[WRITTEN INSTRUCTION]: Pull each line holding the word "电脑学习微信公众号原创" from the data.

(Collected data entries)
╭──
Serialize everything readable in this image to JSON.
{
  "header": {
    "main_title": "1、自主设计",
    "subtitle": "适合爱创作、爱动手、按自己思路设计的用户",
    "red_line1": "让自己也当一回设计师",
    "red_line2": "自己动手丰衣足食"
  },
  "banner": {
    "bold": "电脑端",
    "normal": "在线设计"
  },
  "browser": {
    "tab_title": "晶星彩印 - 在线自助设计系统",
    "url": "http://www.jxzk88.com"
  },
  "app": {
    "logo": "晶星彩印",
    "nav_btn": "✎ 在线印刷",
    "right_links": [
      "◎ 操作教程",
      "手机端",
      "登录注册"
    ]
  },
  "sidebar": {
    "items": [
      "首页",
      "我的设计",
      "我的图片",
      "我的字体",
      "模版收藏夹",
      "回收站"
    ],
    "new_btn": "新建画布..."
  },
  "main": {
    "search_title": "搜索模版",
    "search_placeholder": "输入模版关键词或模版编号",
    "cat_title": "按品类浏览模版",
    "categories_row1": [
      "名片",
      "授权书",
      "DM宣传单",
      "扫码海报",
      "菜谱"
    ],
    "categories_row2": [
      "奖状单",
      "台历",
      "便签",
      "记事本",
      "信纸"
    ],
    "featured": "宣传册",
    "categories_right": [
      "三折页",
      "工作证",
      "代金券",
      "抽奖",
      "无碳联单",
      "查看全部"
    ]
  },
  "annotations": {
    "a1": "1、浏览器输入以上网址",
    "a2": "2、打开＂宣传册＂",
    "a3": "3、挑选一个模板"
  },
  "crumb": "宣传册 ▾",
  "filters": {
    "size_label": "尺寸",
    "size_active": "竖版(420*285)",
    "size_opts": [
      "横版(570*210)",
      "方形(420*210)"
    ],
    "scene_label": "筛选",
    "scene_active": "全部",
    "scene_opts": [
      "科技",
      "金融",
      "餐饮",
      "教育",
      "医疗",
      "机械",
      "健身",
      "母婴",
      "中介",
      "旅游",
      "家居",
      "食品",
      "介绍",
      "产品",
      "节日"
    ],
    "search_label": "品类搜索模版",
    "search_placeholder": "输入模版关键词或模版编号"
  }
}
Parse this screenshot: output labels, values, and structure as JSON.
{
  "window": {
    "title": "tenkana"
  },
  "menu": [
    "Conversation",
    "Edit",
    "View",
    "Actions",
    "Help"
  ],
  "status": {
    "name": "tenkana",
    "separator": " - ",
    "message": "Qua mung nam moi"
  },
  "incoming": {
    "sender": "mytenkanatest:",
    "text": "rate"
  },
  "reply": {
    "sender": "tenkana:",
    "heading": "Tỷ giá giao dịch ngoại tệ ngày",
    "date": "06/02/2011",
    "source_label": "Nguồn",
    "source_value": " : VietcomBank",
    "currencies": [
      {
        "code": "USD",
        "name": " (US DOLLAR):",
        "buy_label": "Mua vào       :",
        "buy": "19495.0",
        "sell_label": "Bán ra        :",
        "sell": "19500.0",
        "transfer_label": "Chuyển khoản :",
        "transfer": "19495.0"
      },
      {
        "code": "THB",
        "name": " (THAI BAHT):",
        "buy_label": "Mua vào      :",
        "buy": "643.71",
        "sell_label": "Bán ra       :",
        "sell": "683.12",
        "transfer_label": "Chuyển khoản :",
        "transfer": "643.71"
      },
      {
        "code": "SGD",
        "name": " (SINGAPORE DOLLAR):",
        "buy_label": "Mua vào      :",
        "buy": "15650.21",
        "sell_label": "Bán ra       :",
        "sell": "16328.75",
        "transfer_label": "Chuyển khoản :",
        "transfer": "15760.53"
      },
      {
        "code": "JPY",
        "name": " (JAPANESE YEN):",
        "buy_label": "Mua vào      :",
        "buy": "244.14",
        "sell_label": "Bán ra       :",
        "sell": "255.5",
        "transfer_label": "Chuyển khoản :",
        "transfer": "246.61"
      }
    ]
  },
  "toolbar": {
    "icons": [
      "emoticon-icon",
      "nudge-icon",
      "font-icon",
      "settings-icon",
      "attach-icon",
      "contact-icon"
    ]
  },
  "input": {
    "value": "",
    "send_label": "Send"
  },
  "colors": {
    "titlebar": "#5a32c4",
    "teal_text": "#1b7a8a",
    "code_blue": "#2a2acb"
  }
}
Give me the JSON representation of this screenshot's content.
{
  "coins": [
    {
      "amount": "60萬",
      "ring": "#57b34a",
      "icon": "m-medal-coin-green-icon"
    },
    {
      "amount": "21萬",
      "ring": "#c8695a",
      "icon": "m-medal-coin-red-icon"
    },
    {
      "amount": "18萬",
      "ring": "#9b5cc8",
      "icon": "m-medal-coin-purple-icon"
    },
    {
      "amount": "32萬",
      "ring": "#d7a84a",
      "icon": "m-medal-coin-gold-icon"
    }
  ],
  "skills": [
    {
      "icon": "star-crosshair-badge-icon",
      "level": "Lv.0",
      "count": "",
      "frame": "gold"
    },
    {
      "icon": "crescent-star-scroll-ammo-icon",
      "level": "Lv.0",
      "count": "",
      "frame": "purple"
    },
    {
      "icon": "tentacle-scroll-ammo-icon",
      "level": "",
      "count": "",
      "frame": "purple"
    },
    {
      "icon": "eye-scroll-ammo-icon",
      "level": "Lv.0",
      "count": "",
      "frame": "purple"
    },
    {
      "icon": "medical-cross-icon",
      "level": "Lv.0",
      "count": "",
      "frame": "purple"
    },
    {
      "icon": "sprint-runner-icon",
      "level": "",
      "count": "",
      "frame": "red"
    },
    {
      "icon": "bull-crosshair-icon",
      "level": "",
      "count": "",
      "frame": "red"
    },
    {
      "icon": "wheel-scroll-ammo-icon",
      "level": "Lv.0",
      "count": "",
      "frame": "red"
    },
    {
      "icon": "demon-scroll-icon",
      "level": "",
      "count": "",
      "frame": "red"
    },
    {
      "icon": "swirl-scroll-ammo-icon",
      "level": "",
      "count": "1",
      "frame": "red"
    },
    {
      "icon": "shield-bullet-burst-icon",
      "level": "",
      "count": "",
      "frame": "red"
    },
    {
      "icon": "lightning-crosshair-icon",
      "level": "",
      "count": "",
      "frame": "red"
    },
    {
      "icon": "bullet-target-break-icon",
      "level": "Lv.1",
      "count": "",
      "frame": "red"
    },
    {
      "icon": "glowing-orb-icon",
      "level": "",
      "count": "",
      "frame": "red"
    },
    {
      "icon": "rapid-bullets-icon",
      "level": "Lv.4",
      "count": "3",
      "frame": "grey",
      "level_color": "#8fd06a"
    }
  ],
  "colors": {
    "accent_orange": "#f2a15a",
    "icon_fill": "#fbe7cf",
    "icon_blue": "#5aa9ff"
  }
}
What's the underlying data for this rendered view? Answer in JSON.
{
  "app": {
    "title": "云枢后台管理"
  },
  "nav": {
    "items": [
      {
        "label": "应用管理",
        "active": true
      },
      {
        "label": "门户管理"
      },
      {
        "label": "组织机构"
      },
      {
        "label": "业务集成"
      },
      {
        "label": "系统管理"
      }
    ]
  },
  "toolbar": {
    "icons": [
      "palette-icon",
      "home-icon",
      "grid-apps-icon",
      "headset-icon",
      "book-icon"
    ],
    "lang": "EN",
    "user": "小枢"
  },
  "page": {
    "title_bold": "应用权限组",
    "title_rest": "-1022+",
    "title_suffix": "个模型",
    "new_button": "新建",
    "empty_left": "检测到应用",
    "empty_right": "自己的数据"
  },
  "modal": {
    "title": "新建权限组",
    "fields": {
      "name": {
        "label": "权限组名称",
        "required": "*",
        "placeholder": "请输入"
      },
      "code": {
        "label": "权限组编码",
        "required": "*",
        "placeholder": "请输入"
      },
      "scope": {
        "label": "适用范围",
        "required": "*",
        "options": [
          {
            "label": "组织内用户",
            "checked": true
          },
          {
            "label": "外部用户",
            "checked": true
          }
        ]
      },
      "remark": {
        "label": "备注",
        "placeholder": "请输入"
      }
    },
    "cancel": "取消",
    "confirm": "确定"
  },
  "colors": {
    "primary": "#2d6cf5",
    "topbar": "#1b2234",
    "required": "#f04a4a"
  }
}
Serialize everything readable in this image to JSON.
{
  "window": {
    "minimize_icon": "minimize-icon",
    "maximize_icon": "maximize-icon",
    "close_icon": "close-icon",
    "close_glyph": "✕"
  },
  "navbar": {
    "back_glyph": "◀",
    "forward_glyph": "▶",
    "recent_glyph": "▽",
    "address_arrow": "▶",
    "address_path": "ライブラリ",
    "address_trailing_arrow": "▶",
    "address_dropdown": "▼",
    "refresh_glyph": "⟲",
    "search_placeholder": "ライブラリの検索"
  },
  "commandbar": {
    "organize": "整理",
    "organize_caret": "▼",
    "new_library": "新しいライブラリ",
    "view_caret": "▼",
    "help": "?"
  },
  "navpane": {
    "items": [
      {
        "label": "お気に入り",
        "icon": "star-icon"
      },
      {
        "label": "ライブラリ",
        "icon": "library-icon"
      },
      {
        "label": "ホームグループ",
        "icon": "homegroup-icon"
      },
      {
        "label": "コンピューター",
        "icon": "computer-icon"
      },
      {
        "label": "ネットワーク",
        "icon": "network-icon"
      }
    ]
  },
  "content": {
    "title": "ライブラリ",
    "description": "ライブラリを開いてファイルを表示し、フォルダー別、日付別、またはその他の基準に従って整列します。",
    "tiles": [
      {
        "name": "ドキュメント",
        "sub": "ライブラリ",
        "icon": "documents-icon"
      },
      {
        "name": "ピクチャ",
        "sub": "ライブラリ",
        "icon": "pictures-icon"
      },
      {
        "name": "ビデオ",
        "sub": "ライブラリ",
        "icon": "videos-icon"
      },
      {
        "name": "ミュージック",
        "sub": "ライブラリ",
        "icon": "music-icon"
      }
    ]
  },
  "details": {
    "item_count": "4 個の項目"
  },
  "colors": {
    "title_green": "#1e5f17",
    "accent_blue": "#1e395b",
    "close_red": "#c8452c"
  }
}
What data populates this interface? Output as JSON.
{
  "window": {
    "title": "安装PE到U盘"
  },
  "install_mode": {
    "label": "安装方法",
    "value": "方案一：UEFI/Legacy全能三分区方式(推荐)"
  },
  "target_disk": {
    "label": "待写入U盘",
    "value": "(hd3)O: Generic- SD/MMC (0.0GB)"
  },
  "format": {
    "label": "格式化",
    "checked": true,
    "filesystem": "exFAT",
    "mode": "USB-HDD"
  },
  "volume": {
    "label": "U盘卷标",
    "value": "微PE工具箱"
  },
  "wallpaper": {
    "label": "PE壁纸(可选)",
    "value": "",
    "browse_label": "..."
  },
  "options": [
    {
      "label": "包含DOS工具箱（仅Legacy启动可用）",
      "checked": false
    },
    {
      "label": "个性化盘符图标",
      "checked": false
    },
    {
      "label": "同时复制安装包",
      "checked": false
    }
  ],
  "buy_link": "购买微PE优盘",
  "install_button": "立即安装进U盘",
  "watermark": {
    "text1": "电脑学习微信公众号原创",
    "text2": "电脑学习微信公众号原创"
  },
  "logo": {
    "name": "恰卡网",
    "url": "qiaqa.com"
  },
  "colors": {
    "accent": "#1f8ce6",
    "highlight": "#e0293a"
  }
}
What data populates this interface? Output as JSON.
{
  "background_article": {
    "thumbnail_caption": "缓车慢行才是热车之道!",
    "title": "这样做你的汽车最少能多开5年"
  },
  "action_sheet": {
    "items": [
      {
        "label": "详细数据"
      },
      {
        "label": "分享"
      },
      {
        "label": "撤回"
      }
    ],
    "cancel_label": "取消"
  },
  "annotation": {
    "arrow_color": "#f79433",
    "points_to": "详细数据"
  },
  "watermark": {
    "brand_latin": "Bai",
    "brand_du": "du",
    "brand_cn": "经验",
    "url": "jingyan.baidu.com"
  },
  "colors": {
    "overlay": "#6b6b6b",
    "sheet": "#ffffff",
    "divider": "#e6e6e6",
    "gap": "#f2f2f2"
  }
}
╰──
[OUTPUT FOR THIS TASK]:
    "text1": "电脑学习微信公众号原创",
    "text2": "电脑学习微信公众号原创"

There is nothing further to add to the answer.